How many lines of the entries below include the word "Trollhättan"? Answer with the number alone.

*The data*
◇ ◇ ◇ ◇
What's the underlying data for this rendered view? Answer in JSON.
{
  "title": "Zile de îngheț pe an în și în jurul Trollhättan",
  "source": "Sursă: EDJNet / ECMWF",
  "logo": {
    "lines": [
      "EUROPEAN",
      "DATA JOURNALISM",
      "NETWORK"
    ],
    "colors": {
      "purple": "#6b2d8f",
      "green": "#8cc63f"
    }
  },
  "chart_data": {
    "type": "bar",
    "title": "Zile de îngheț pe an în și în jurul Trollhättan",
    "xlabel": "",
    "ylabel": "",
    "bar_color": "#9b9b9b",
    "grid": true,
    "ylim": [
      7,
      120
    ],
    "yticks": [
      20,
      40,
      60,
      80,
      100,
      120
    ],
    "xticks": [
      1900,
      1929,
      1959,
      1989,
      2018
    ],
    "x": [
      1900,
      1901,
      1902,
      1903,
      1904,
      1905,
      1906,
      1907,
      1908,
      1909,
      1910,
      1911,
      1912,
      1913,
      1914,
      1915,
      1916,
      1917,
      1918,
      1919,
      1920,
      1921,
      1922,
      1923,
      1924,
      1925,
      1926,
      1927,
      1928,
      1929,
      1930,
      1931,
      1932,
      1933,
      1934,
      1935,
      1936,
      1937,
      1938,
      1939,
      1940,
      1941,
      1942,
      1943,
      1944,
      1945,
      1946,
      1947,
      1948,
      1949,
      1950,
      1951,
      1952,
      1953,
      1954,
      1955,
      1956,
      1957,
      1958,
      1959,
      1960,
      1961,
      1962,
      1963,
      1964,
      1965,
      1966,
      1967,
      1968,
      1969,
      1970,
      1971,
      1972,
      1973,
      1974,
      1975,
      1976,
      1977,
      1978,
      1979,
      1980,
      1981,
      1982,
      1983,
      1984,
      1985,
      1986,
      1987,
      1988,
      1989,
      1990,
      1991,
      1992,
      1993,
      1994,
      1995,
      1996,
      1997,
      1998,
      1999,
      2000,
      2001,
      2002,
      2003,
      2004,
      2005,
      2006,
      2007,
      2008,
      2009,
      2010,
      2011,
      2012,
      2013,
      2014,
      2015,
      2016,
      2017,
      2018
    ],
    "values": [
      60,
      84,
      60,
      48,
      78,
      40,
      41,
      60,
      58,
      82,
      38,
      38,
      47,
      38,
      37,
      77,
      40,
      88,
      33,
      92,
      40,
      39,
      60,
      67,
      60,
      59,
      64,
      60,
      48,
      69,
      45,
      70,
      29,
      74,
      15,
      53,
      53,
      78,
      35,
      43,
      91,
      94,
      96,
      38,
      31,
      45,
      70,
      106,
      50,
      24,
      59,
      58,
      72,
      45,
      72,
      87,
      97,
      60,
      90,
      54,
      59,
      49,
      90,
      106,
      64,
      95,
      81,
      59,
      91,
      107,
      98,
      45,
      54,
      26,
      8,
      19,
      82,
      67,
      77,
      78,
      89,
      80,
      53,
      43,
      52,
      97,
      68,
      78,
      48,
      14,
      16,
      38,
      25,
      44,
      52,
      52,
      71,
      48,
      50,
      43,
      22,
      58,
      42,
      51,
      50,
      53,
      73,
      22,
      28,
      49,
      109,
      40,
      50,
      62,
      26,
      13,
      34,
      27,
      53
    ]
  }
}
◇ ◇ ◇ ◇
*Answer to this exercise*
2